(Layout annotation data)
--- --- ---

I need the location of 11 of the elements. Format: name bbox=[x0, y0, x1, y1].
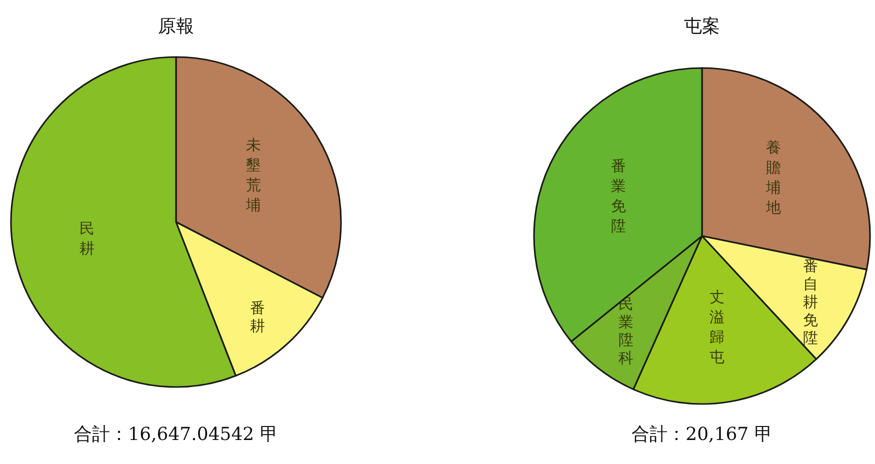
chart-title: 原報 bbox=[158, 16, 194, 37]
slice-label: 番業免陞 bbox=[611, 157, 626, 236]
slice-label: 民耕 bbox=[79, 220, 94, 258]
slice-label: 養贍埔地 bbox=[765, 138, 782, 217]
slice-label: 丈溢歸屯 bbox=[710, 288, 725, 366]
text: 合計：16,647.04542 甲 bbox=[74, 424, 278, 445]
slice-label: 番耕 bbox=[250, 298, 266, 335]
text: 合計：20,167 甲 bbox=[632, 424, 772, 445]
chart-title: 屯案 bbox=[684, 16, 720, 37]
slice-label: 未墾荒埔 bbox=[245, 136, 262, 214]
slice-label: 番自耕免陞 bbox=[802, 257, 818, 348]
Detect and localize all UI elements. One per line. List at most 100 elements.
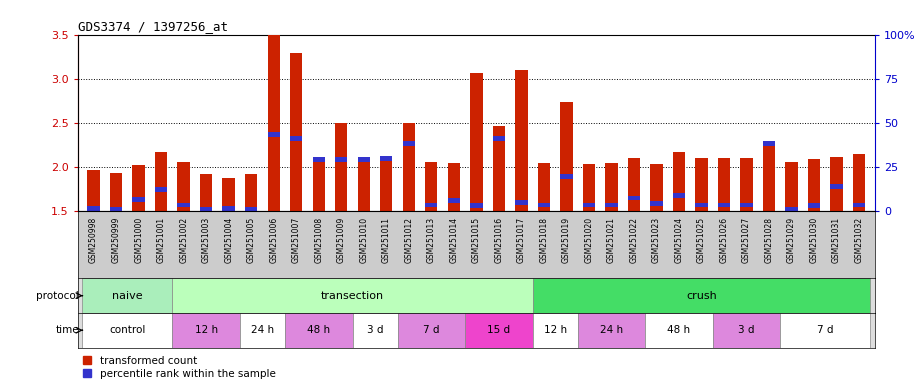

--- --- ---

◆ WHAT IS NEEDED: Write out every line of the data above as a numbered list, skipping blank lines and leaving out the pictures.

◆ FINISHED ANSWER:
1. I need the location of 11 of the elements. Format: name bbox=[x0, y0, x1, y1].
2. chart-title: 原報 bbox=[158, 16, 194, 37]
3. slice-label: 番業免陞 bbox=[611, 157, 626, 236]
4. slice-label: 民耕 bbox=[79, 220, 94, 258]
5. slice-label: 養贍埔地 bbox=[765, 138, 782, 217]
6. slice-label: 丈溢歸屯 bbox=[710, 288, 725, 366]
7. text: 合計：16,647.04542 甲 bbox=[74, 424, 278, 445]
8. slice-label: 番耕 bbox=[250, 298, 266, 335]
9. text: 合計：20,167 甲 bbox=[632, 424, 772, 445]
10. chart-title: 屯案 bbox=[684, 16, 720, 37]
11. slice-label: 未墾荒埔 bbox=[245, 136, 262, 214]
12. slice-label: 番自耕免陞 bbox=[802, 257, 818, 348]
13. Detect and localize all UI elements. One per line. List at most 100 elements.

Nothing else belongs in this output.